# PROMPT:
Extract each line from the entries below that has the string "Netto" in it.

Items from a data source

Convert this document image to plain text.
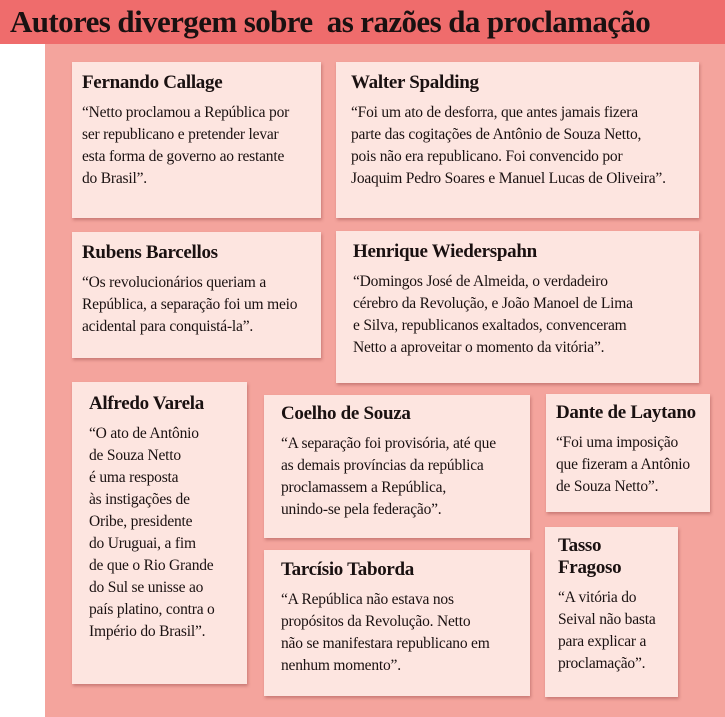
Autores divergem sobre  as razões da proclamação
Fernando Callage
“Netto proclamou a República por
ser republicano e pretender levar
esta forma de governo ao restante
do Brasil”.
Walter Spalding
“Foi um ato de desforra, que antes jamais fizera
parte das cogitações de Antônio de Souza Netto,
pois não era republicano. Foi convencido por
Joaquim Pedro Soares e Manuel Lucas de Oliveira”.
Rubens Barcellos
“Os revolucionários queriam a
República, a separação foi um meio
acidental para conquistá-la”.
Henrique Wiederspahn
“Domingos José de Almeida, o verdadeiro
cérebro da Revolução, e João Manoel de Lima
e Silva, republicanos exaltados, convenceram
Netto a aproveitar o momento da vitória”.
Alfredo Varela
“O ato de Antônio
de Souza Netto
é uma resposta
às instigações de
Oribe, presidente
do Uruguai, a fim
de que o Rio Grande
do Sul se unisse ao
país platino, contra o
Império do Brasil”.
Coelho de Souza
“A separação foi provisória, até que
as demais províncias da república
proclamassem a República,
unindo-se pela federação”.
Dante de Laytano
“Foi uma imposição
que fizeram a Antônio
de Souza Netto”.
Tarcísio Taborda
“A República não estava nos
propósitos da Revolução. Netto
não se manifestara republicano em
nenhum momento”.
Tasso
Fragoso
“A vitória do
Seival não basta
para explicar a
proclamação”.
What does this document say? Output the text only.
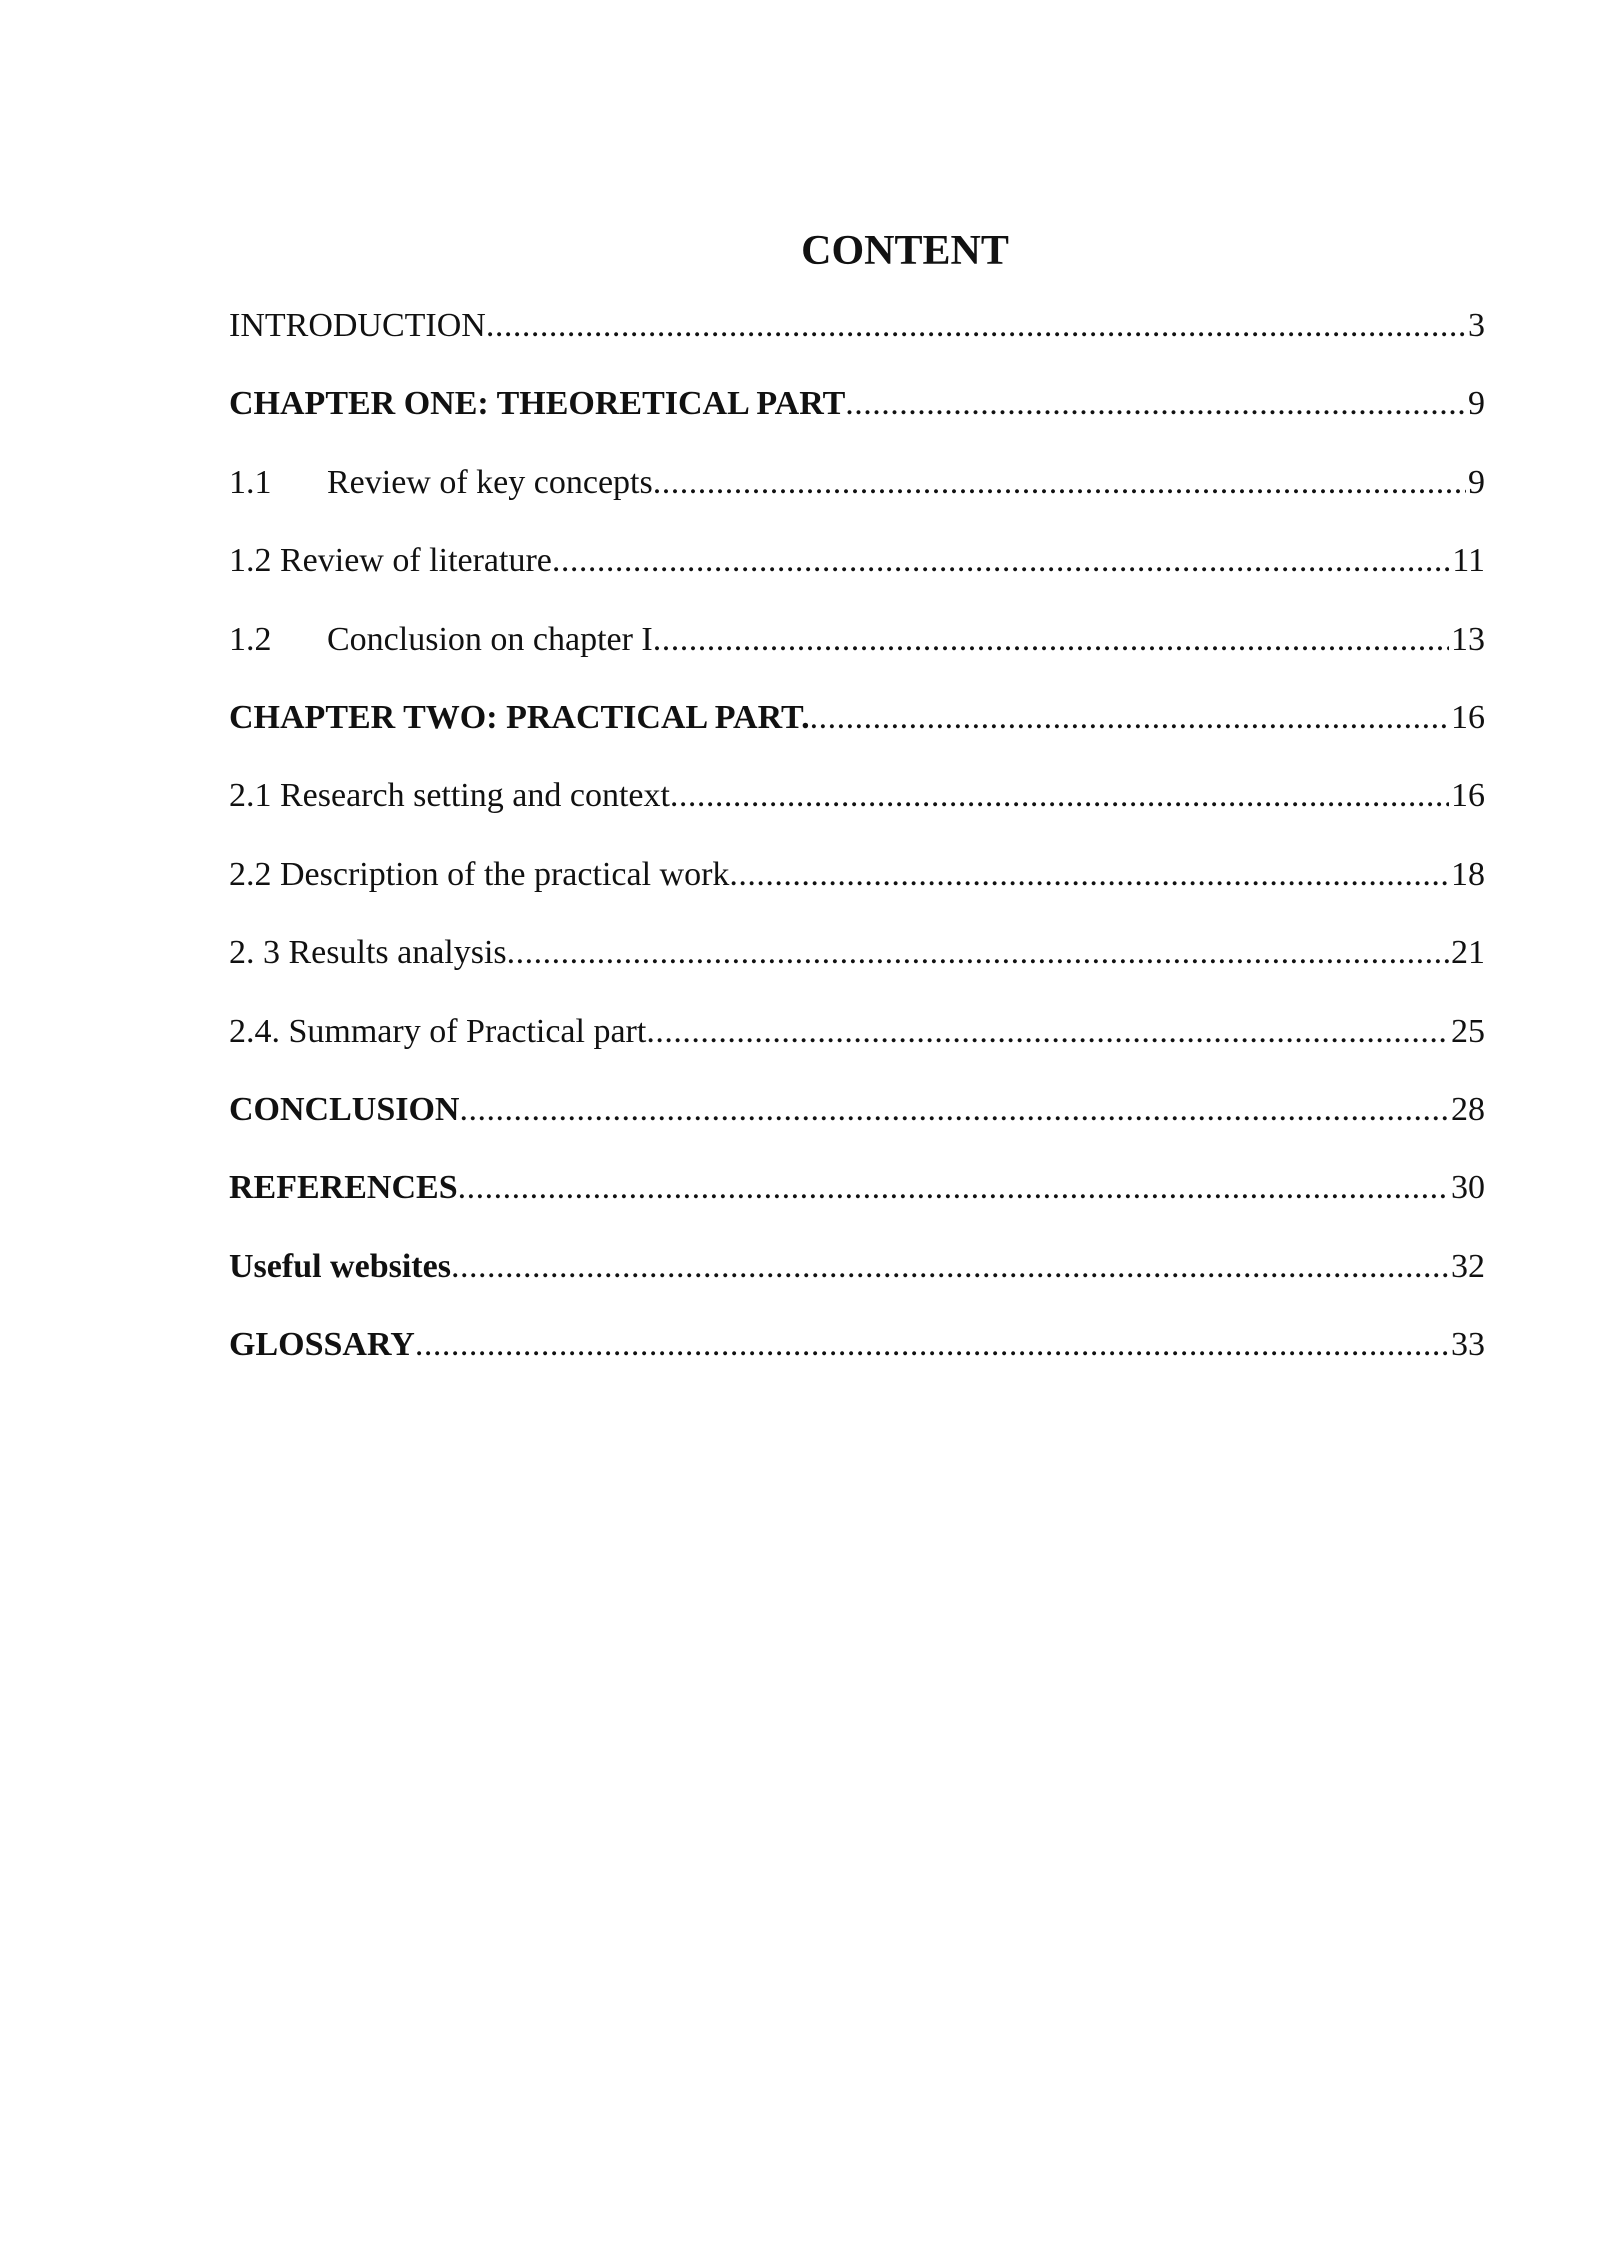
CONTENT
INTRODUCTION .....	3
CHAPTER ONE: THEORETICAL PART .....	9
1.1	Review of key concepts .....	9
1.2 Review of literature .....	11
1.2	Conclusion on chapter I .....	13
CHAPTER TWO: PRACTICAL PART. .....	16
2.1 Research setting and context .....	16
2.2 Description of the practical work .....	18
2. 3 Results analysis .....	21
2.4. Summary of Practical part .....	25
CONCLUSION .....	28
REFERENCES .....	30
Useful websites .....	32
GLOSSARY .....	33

# PROBLEM SOLUTION:
“Netto proclamou a República por
parte das cogitações de Antônio de Souza Netto,
Netto a aproveitar o momento da vitória”.
de Souza Netto
de Souza Netto”.
propósitos da Revolução. Netto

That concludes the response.